── Material for the task

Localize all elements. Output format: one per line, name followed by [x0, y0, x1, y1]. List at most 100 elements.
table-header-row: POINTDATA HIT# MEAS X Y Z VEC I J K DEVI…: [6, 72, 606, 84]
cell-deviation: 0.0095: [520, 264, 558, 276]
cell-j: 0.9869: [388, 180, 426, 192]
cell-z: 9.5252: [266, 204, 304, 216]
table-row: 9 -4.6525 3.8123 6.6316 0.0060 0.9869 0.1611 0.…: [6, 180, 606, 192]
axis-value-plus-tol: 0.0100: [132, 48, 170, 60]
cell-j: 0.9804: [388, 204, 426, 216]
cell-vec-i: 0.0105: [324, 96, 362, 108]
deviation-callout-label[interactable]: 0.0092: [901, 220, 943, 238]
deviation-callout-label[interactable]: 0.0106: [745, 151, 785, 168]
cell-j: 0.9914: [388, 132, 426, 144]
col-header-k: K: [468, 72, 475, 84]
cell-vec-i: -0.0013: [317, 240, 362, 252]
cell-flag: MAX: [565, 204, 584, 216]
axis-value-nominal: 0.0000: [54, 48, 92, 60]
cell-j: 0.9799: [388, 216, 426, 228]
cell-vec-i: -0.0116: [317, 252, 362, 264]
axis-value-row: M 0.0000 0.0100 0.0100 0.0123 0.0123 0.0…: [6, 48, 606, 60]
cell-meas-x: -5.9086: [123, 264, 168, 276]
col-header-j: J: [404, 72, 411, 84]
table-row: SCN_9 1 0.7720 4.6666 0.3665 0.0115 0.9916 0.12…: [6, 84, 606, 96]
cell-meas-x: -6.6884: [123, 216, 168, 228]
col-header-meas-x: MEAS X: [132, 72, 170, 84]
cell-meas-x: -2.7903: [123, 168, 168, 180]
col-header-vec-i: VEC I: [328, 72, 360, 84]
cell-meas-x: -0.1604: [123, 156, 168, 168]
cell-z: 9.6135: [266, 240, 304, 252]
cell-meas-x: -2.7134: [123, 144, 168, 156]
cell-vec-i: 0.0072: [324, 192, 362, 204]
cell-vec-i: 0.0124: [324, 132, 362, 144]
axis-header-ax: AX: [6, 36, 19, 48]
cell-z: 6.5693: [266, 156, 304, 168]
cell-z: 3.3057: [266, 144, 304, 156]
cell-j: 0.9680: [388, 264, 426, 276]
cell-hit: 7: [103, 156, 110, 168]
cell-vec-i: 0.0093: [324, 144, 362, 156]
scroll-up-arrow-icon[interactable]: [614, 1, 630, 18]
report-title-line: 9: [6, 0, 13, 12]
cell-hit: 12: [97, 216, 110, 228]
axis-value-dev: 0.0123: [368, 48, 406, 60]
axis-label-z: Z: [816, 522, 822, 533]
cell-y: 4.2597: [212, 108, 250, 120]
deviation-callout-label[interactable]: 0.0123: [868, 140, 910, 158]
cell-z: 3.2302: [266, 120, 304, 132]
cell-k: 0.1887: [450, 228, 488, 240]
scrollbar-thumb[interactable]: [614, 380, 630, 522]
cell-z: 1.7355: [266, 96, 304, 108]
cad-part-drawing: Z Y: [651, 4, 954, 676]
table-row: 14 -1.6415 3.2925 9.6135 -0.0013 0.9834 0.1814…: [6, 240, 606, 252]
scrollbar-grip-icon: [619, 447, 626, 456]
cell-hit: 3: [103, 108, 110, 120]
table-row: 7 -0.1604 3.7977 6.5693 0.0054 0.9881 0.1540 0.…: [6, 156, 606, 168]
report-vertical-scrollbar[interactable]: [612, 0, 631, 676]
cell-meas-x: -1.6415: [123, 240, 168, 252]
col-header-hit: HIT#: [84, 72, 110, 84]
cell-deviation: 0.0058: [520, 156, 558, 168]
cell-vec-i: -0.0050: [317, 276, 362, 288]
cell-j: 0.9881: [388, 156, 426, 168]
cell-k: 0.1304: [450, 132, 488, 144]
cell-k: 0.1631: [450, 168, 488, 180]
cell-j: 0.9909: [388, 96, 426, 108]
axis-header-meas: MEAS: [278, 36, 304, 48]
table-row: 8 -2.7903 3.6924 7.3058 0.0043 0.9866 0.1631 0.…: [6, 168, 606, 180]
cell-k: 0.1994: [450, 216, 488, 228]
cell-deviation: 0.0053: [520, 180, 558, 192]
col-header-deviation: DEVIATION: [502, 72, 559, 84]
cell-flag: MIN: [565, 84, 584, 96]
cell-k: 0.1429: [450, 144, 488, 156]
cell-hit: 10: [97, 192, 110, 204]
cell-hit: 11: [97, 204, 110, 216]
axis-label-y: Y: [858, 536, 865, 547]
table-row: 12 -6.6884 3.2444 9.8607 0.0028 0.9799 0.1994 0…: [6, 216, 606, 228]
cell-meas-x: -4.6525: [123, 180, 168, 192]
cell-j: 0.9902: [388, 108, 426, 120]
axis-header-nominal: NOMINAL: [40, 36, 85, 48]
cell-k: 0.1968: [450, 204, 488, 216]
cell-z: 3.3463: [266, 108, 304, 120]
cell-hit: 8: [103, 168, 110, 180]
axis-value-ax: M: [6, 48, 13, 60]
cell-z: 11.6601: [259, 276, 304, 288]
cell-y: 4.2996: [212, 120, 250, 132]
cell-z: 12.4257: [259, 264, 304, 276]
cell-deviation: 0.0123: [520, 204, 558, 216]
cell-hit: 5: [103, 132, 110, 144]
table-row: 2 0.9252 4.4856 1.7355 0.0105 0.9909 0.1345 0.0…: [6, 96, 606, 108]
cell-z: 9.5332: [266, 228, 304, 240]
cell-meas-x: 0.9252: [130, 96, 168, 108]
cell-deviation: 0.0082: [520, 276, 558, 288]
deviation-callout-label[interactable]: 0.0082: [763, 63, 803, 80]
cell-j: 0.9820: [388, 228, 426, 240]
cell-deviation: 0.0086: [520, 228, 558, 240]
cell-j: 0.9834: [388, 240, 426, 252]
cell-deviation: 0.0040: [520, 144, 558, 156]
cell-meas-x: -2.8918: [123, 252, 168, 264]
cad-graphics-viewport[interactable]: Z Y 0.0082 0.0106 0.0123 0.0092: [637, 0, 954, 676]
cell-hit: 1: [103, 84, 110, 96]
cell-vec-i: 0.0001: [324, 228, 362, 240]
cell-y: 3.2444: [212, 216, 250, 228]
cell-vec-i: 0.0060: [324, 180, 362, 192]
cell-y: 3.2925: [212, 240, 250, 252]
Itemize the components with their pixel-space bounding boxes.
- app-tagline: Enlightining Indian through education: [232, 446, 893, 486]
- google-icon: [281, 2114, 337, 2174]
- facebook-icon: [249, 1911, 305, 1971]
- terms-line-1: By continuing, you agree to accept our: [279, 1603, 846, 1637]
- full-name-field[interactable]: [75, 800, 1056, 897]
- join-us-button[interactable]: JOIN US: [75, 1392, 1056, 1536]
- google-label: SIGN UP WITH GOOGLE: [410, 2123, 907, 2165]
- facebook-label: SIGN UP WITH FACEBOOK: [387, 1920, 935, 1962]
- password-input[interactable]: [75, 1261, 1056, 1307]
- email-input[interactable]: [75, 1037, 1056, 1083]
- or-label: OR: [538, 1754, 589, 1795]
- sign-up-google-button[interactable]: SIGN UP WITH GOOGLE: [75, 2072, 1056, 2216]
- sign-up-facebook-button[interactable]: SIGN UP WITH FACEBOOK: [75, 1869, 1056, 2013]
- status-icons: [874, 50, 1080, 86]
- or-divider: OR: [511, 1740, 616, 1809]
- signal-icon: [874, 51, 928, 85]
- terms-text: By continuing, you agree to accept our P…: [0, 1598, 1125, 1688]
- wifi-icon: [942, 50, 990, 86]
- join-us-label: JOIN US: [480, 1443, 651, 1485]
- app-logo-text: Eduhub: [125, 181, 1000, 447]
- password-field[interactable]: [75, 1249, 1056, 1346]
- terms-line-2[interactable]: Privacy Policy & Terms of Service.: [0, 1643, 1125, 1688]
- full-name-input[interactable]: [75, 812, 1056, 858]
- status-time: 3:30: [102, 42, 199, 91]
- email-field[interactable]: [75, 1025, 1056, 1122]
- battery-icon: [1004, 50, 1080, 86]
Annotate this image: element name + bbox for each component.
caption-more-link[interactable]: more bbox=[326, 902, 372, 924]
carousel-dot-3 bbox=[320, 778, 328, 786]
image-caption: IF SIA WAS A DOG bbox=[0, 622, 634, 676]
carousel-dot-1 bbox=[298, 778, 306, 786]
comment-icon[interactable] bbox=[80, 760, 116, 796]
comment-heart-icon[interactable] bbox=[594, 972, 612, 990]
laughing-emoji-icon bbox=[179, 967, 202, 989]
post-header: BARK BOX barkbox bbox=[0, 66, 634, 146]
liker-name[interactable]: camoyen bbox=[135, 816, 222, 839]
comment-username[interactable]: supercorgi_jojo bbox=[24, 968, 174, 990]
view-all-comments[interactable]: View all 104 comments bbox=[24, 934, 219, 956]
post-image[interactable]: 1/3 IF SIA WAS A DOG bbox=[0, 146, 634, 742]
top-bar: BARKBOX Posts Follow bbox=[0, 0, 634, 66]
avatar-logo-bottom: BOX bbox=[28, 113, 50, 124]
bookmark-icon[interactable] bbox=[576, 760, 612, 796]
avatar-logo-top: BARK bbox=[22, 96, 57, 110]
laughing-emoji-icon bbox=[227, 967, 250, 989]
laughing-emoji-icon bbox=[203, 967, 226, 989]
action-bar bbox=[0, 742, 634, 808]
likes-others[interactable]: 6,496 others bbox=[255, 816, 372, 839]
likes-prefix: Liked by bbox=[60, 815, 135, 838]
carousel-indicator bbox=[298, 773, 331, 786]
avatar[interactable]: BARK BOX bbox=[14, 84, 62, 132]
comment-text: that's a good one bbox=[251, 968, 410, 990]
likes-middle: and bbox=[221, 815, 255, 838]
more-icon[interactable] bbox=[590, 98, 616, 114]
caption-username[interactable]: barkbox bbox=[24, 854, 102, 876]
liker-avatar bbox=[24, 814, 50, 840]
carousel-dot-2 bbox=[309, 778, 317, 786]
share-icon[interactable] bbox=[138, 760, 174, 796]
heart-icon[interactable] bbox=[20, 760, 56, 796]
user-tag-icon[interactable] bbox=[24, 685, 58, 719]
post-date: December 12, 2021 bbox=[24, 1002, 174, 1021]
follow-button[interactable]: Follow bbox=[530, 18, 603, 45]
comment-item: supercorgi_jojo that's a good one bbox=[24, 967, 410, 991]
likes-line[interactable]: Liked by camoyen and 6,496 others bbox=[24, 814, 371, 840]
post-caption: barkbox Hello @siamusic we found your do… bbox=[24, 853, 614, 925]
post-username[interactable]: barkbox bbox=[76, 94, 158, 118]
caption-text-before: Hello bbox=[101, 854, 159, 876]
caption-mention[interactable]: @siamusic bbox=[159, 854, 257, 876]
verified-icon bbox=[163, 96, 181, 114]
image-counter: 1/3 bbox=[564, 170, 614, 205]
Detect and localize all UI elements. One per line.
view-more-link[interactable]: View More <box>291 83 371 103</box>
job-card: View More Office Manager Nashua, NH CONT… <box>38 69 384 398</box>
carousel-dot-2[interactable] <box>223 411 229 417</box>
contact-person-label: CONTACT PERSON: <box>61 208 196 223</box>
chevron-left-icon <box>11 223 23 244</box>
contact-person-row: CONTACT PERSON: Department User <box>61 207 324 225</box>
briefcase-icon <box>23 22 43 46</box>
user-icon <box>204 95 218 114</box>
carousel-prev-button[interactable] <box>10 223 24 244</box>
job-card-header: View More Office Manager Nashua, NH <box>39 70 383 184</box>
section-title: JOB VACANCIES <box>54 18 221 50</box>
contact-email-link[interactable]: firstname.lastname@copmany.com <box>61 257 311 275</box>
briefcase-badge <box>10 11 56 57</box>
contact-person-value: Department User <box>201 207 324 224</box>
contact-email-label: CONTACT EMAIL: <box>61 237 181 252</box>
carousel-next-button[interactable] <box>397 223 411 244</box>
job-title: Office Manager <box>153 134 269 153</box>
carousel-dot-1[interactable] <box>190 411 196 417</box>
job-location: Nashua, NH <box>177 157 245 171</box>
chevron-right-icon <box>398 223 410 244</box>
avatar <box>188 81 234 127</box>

────

Begin at the first line of the items and stop after the line that has "cell-meas-x: -0.1604: [123, 156, 168, 168]". Write those lines out again, substituting "cell-vec-j" for "cell-j" and leaving everything else unchanged.

◆ Exercise response
Localize all elements. Output format: one per line, name followed by [x0, y0, x1, y1]. List at most 100 elements.
table-header-row: POINTDATA HIT# MEAS X Y Z VEC I J K DEVI…: [6, 72, 606, 84]
cell-deviation: 0.0095: [520, 264, 558, 276]
cell-vec-j: 0.9869: [388, 180, 426, 192]
cell-z: 9.5252: [266, 204, 304, 216]
table-row: 9 -4.6525 3.8123 6.6316 0.0060 0.9869 0.1611 0.…: [6, 180, 606, 192]
axis-value-plus-tol: 0.0100: [132, 48, 170, 60]
cell-vec-j: 0.9804: [388, 204, 426, 216]
cell-vec-i: 0.0105: [324, 96, 362, 108]
deviation-callout-label[interactable]: 0.0092: [901, 220, 943, 238]
deviation-callout-label[interactable]: 0.0106: [745, 151, 785, 168]
cell-vec-j: 0.9914: [388, 132, 426, 144]
col-header-k: K: [468, 72, 475, 84]
cell-vec-i: -0.0013: [317, 240, 362, 252]
cell-flag: MAX: [565, 204, 584, 216]
axis-value-nominal: 0.0000: [54, 48, 92, 60]
cell-vec-j: 0.9799: [388, 216, 426, 228]
cell-vec-i: -0.0116: [317, 252, 362, 264]
axis-value-row: M 0.0000 0.0100 0.0100 0.0123 0.0123 0.0…: [6, 48, 606, 60]
cell-meas-x: -5.9086: [123, 264, 168, 276]
col-header-j: J: [404, 72, 411, 84]
table-row: SCN_9 1 0.7720 4.6666 0.3665 0.0115 0.9916 0.12…: [6, 84, 606, 96]
cell-meas-x: -6.6884: [123, 216, 168, 228]
col-header-meas-x: MEAS X: [132, 72, 170, 84]
cell-meas-x: -2.7903: [123, 168, 168, 180]
col-header-vec-i: VEC I: [328, 72, 360, 84]
cell-meas-x: -0.1604: [123, 156, 168, 168]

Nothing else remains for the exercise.